--- begin ---
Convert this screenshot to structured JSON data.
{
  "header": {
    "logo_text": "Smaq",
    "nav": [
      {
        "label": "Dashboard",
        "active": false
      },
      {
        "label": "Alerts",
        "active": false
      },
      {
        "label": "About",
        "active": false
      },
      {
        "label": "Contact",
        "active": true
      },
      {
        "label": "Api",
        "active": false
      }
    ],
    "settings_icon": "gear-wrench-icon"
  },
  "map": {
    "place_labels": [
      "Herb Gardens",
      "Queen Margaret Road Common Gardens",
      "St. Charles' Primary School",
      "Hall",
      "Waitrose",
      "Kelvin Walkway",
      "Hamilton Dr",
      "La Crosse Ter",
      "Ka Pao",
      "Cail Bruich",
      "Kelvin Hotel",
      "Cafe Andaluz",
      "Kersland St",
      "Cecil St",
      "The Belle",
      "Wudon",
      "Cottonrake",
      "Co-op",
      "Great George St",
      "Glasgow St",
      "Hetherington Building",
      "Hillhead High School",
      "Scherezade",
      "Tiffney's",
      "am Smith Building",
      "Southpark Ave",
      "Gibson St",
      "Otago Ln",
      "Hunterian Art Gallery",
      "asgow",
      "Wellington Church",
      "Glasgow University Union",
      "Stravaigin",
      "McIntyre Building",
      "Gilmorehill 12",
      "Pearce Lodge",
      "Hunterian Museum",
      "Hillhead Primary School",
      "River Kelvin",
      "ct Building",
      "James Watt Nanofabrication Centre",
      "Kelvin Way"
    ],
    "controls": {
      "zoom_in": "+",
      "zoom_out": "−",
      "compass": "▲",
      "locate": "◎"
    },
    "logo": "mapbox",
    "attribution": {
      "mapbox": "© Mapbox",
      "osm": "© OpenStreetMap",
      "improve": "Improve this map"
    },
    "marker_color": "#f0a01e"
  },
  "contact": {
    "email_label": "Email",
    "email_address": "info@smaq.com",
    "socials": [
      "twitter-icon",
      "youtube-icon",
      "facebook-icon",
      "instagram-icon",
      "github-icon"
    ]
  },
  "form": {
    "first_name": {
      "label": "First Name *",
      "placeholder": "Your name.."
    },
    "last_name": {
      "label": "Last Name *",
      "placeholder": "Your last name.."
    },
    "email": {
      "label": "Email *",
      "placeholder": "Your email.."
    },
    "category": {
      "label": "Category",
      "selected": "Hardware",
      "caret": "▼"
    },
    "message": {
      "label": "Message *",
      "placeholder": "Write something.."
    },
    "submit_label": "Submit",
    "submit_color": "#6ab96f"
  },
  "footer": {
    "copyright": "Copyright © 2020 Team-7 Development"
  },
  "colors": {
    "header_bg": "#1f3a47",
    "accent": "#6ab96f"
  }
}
--- end ---
- PROBLEM TO SOLVE:
Spot every line that holds "Your" and copy it.

- EXERCISE RESULT:
      "placeholder": "Your name.."
      "placeholder": "Your last name.."
      "placeholder": "Your email.."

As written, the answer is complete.